• _Instructions for the task_
Each line below should be quoted exactly, please.

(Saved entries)
- - - - - - -
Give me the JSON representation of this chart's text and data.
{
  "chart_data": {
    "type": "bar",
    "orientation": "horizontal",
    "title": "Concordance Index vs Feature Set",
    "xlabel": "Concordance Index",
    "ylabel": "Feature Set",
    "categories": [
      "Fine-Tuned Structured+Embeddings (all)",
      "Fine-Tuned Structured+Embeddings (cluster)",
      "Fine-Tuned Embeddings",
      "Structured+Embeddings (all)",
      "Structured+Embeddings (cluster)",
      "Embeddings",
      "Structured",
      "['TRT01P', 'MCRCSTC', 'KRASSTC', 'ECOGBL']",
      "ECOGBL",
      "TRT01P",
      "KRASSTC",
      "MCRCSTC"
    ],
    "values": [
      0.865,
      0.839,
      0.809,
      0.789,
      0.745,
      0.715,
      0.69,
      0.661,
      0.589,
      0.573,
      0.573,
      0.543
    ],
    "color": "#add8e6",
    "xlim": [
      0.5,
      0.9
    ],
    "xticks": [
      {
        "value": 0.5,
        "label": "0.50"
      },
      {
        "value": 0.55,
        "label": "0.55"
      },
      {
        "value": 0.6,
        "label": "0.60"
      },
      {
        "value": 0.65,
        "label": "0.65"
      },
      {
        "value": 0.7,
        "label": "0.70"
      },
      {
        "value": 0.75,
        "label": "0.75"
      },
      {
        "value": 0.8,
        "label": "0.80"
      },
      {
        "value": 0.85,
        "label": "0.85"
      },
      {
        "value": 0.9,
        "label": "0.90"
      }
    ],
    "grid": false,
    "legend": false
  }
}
- - - - - - -
• _Written response_
Give me the JSON representation of this chart's text and data.
{
  "chart_data": {
    "type": "bar",
    "orientation": "horizontal",
    "title": "Concordance Index vs Feature Set",
    "xlabel": "Concordance Index",
    "ylabel": "Feature Set",
    "categories": [
      "Fine-Tuned Structured+Embeddings (all)",
      "Fine-Tuned Structured+Embeddings (cluster)",
      "Fine-Tuned Embeddings",
      "Structured+Embeddings (all)",
      "Structured+Embeddings (cluster)",
      "Embeddings",
      "Structured",
      "['TRT01P', 'MCRCSTC', 'KRASSTC', 'ECOGBL']",
      "ECOGBL",
      "TRT01P",
      "KRASSTC",
      "MCRCSTC"
    ],
    "values": [
      0.865,
      0.839,
      0.809,
      0.789,
      0.745,
      0.715,
      0.69,
      0.661,
      0.589,
      0.573,
      0.573,
      0.543
    ],
    "color": "#add8e6",
    "xlim": [
      0.5,
      0.9
    ],
    "xticks": [
      {
        "value": 0.5,
        "label": "0.50"
      },
      {
        "value": 0.55,
        "label": "0.55"
      },
      {
        "value": 0.6,
        "label": "0.60"
      },
      {
        "value": 0.65,
        "label": "0.65"
      },
      {
        "value": 0.7,
        "label": "0.70"
      },
      {
        "value": 0.75,
        "label": "0.75"
      },
      {
        "value": 0.8,
        "label": "0.80"
      },
      {
        "value": 0.85,
        "label": "0.85"
      },
      {
        "value": 0.9,
        "label": "0.90"
      }
    ],
    "grid": false,
    "legend": false
  }
}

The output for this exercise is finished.